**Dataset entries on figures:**
## begin
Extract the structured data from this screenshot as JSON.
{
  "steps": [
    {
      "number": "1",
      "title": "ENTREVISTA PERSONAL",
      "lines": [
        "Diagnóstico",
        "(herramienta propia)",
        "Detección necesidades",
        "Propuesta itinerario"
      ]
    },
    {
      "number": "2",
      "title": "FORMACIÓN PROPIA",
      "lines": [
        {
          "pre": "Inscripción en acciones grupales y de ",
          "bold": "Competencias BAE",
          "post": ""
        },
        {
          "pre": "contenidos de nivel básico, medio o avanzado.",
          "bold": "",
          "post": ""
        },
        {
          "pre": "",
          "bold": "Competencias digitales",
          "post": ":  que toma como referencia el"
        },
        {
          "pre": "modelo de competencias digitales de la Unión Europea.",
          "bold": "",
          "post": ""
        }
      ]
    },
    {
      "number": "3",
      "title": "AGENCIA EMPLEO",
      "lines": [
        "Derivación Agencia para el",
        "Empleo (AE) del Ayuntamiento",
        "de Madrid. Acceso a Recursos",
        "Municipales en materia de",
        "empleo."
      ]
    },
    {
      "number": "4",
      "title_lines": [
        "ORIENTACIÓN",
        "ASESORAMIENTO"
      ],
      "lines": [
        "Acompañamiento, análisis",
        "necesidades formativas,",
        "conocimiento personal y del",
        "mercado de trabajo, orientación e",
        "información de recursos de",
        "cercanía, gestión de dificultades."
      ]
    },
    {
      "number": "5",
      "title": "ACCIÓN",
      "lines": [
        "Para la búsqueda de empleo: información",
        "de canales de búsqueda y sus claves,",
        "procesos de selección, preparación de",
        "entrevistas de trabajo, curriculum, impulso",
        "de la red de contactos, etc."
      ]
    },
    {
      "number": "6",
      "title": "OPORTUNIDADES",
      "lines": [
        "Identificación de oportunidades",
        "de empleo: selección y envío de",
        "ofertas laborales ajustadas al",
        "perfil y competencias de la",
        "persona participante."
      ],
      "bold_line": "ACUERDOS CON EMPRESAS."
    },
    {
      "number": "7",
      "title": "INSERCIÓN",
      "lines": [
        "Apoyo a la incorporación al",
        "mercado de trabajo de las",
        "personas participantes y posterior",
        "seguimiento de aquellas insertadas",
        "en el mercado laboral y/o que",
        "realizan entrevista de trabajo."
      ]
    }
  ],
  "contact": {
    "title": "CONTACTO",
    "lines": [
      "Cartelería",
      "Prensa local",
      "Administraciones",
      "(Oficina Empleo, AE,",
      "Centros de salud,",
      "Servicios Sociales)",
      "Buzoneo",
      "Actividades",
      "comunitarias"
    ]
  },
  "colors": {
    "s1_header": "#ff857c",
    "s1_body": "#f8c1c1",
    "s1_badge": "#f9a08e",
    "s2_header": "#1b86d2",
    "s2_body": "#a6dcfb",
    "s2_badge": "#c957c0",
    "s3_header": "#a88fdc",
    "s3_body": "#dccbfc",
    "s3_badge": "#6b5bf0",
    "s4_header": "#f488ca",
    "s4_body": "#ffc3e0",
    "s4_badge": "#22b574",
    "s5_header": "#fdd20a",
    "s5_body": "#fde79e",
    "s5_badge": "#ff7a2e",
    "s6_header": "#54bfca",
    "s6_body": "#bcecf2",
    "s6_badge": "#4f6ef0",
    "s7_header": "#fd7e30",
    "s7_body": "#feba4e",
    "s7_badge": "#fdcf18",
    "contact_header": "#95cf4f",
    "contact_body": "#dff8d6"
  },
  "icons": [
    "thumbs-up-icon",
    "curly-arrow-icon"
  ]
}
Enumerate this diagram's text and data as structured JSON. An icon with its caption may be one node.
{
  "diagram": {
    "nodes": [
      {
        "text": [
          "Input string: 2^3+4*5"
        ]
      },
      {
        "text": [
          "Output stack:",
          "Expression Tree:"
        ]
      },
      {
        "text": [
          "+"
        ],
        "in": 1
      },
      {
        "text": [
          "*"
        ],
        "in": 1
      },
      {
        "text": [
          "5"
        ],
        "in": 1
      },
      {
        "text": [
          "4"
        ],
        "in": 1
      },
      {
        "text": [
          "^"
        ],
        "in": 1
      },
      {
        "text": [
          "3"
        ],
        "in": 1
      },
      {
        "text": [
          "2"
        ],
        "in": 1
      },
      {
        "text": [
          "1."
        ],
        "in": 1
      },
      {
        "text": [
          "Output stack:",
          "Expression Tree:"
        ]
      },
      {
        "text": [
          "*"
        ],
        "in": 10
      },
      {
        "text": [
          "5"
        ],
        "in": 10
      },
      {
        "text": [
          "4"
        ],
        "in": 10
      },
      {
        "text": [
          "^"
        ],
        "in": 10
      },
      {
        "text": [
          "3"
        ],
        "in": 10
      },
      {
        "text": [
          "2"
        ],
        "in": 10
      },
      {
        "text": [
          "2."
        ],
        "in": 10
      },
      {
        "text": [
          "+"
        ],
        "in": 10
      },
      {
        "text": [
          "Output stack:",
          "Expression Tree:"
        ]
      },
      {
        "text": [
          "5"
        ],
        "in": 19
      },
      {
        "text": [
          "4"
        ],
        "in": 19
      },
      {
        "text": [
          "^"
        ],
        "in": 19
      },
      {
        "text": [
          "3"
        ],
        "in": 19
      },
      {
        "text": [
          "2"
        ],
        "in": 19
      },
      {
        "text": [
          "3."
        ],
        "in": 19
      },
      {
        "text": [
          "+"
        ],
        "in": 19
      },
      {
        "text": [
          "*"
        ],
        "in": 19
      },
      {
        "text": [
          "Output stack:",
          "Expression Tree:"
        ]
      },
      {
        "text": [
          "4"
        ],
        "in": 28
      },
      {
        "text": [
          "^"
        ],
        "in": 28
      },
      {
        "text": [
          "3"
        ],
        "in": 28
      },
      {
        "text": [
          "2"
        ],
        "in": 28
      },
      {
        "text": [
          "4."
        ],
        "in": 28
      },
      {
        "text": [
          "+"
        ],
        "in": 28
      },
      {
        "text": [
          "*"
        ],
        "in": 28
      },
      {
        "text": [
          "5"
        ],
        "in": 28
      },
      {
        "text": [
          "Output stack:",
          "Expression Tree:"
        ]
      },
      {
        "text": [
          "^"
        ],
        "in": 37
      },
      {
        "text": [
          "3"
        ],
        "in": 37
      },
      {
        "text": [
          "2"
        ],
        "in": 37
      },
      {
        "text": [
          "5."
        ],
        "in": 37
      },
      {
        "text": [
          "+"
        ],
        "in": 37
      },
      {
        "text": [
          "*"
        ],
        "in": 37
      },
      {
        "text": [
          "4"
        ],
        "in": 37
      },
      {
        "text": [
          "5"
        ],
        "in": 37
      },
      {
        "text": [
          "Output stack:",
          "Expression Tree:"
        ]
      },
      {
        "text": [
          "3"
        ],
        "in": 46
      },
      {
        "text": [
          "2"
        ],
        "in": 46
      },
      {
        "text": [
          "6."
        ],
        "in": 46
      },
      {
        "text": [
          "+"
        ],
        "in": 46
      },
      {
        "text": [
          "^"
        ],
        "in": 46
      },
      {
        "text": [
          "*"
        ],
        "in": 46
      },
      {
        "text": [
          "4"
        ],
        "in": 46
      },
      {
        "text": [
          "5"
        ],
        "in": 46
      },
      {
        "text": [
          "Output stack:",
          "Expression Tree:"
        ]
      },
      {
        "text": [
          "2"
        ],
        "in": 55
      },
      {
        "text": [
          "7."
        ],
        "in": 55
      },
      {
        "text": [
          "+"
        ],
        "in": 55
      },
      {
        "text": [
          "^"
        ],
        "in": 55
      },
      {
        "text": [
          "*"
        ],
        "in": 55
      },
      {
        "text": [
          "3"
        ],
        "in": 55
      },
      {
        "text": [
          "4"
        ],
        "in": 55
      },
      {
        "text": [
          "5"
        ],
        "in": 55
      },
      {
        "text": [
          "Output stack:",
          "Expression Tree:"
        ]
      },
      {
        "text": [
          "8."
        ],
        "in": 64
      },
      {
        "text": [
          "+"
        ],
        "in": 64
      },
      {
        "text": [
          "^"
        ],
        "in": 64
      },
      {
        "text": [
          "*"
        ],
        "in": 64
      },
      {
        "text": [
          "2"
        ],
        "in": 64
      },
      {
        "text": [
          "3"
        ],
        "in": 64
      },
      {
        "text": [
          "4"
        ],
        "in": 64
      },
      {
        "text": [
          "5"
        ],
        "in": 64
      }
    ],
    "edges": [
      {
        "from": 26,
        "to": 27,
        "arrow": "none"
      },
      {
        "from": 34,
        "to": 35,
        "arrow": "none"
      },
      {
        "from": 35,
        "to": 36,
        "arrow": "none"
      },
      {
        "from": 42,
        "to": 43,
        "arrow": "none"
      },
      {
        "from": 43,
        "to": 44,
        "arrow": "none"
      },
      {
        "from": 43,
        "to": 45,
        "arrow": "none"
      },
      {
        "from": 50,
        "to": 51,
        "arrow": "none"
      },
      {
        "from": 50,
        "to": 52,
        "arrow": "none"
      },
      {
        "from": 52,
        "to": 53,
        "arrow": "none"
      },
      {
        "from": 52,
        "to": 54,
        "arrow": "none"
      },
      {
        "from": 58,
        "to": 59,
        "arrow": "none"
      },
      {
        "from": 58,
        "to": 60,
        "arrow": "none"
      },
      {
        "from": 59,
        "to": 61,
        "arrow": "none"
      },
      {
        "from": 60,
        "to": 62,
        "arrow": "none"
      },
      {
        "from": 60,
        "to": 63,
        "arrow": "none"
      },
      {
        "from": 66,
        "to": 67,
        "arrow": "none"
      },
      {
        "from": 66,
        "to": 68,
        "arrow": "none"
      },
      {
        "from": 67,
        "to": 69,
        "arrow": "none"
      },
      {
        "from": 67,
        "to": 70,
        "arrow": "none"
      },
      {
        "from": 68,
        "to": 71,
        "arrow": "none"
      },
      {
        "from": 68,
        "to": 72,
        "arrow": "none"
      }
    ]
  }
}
## end
**SET EXERCISE:** Search the preceding listing for the word "información" and pull out every line that holds it.

**OUTPUT FOR THIS EXERCISE:**
        "información de recursos de",
        "Para la búsqueda de empleo: información",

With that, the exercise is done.